Items from a dataset
>> BEGIN

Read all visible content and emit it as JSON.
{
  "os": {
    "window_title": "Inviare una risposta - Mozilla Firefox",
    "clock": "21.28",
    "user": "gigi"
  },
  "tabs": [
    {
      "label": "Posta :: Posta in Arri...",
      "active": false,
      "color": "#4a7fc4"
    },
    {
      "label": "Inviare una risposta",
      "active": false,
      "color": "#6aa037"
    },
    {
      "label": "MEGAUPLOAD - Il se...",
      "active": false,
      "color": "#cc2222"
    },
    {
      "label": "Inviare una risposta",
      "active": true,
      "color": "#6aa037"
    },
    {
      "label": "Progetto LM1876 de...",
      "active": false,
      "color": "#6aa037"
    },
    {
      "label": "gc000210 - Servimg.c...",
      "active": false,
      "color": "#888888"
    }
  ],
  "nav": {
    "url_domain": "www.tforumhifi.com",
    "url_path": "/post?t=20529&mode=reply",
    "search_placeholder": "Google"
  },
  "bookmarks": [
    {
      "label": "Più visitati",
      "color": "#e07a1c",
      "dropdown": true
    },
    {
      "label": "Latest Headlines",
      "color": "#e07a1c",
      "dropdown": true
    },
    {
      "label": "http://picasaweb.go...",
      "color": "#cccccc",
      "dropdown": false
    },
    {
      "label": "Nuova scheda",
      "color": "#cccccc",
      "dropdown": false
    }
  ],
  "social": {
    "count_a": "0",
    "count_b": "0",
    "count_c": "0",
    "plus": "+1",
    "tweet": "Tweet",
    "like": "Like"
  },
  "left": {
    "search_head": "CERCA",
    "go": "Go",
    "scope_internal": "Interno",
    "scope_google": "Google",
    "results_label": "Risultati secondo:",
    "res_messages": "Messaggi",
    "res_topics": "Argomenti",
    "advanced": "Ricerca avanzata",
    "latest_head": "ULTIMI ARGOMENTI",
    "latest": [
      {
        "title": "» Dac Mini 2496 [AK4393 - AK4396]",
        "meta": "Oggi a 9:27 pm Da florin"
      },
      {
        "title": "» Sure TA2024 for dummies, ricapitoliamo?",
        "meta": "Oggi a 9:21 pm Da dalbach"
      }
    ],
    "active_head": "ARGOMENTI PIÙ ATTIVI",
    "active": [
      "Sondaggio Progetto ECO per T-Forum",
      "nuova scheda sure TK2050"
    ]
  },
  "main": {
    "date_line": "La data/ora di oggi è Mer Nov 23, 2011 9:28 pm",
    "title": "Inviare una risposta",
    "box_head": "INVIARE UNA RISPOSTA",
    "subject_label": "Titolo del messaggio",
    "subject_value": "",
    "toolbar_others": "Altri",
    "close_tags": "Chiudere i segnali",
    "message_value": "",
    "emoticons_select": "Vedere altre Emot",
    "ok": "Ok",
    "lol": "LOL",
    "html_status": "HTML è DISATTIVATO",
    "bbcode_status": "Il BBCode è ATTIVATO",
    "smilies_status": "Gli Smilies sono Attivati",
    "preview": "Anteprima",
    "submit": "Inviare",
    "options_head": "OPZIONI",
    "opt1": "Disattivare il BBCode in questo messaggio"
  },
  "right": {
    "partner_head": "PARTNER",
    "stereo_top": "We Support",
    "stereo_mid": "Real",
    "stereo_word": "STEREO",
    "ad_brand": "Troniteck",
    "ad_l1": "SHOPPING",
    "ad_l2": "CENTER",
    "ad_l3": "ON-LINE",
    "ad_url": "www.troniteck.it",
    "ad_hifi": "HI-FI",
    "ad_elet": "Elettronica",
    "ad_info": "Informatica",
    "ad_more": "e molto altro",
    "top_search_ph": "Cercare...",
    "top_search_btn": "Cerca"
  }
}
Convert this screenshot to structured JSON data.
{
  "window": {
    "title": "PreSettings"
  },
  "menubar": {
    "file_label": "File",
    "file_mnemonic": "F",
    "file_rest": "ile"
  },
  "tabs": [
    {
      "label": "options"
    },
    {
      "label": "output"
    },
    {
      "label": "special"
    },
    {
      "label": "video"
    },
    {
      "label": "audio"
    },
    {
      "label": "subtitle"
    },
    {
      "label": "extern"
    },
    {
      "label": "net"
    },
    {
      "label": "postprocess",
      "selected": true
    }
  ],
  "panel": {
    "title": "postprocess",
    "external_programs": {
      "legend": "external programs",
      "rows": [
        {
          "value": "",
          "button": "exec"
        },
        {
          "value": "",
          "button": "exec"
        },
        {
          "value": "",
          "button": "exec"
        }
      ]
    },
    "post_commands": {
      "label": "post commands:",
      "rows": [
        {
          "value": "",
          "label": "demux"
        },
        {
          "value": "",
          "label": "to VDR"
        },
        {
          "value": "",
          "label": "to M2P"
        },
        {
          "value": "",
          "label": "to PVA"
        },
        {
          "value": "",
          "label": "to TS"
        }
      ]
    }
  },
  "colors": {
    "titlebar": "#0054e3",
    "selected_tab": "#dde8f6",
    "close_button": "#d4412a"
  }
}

>> END

• Stated task
Transcribe all lines as written.

• Full answer
Read all visible content and emit it as JSON.
{
  "os": {
    "window_title": "Inviare una risposta - Mozilla Firefox",
    "clock": "21.28",
    "user": "gigi"
  },
  "tabs": [
    {
      "label": "Posta :: Posta in Arri...",
      "active": false,
      "color": "#4a7fc4"
    },
    {
      "label": "Inviare una risposta",
      "active": false,
      "color": "#6aa037"
    },
    {
      "label": "MEGAUPLOAD - Il se...",
      "active": false,
      "color": "#cc2222"
    },
    {
      "label": "Inviare una risposta",
      "active": true,
      "color": "#6aa037"
    },
    {
      "label": "Progetto LM1876 de...",
      "active": false,
      "color": "#6aa037"
    },
    {
      "label": "gc000210 - Servimg.c...",
      "active": false,
      "color": "#888888"
    }
  ],
  "nav": {
    "url_domain": "www.tforumhifi.com",
    "url_path": "/post?t=20529&mode=reply",
    "search_placeholder": "Google"
  },
  "bookmarks": [
    {
      "label": "Più visitati",
      "color": "#e07a1c",
      "dropdown": true
    },
    {
      "label": "Latest Headlines",
      "color": "#e07a1c",
      "dropdown": true
    },
    {
      "label": "http://picasaweb.go...",
      "color": "#cccccc",
      "dropdown": false
    },
    {
      "label": "Nuova scheda",
      "color": "#cccccc",
      "dropdown": false
    }
  ],
  "social": {
    "count_a": "0",
    "count_b": "0",
    "count_c": "0",
    "plus": "+1",
    "tweet": "Tweet",
    "like": "Like"
  },
  "left": {
    "search_head": "CERCA",
    "go": "Go",
    "scope_internal": "Interno",
    "scope_google": "Google",
    "results_label": "Risultati secondo:",
    "res_messages": "Messaggi",
    "res_topics": "Argomenti",
    "advanced": "Ricerca avanzata",
    "latest_head": "ULTIMI ARGOMENTI",
    "latest": [
      {
        "title": "» Dac Mini 2496 [AK4393 - AK4396]",
        "meta": "Oggi a 9:27 pm Da florin"
      },
      {
        "title": "» Sure TA2024 for dummies, ricapitoliamo?",
        "meta": "Oggi a 9:21 pm Da dalbach"
      }
    ],
    "active_head": "ARGOMENTI PIÙ ATTIVI",
    "active": [
      "Sondaggio Progetto ECO per T-Forum",
      "nuova scheda sure TK2050"
    ]
  },
  "main": {
    "date_line": "La data/ora di oggi è Mer Nov 23, 2011 9:28 pm",
    "title": "Inviare una risposta",
    "box_head": "INVIARE UNA RISPOSTA",
    "subject_label": "Titolo del messaggio",
    "subject_value": "",
    "toolbar_others": "Altri",
    "close_tags": "Chiudere i segnali",
    "message_value": "",
    "emoticons_select": "Vedere altre Emot",
    "ok": "Ok",
    "lol": "LOL",
    "html_status": "HTML è DISATTIVATO",
    "bbcode_status": "Il BBCode è ATTIVATO",
    "smilies_status": "Gli Smilies sono Attivati",
    "preview": "Anteprima",
    "submit": "Inviare",
    "options_head": "OPZIONI",
    "opt1": "Disattivare il BBCode in questo messaggio"
  },
  "right": {
    "partner_head": "PARTNER",
    "stereo_top": "We Support",
    "stereo_mid": "Real",
    "stereo_word": "STEREO",
    "ad_brand": "Troniteck",
    "ad_l1": "SHOPPING",
    "ad_l2": "CENTER",
    "ad_l3": "ON-LINE",
    "ad_url": "www.troniteck.it",
    "ad_hifi": "HI-FI",
    "ad_elet": "Elettronica",
    "ad_info": "Informatica",
    "ad_more": "e molto altro",
    "top_search_ph": "Cercare...",
    "top_search_btn": "Cerca"
  }
}
Convert this screenshot to structured JSON data.
{
  "window": {
    "title": "PreSettings"
  },
  "menubar": {
    "file_label": "File",
    "file_mnemonic": "F",
    "file_rest": "ile"
  },
  "tabs": [
    {
      "label": "options"
    },
    {
      "label": "output"
    },
    {
      "label": "special"
    },
    {
      "label": "video"
    },
    {
      "label": "audio"
    },
    {
      "label": "subtitle"
    },
    {
      "label": "extern"
    },
    {
      "label": "net"
    },
    {
      "label": "postprocess",
      "selected": true
    }
  ],
  "panel": {
    "title": "postprocess",
    "external_programs": {
      "legend": "external programs",
      "rows": [
        {
          "value": "",
          "button": "exec"
        },
        {
          "value": "",
          "button": "exec"
        },
        {
          "value": "",
          "button": "exec"
        }
      ]
    },
    "post_commands": {
      "label": "post commands:",
      "rows": [
        {
          "value": "",
          "label": "demux"
        },
        {
          "value": "",
          "label": "to VDR"
        },
        {
          "value": "",
          "label": "to M2P"
        },
        {
          "value": "",
          "label": "to PVA"
        },
        {
          "value": "",
          "label": "to TS"
        }
      ]
    }
  },
  "colors": {
    "titlebar": "#0054e3",
    "selected_tab": "#dde8f6",
    "close_button": "#d4412a"
  }
}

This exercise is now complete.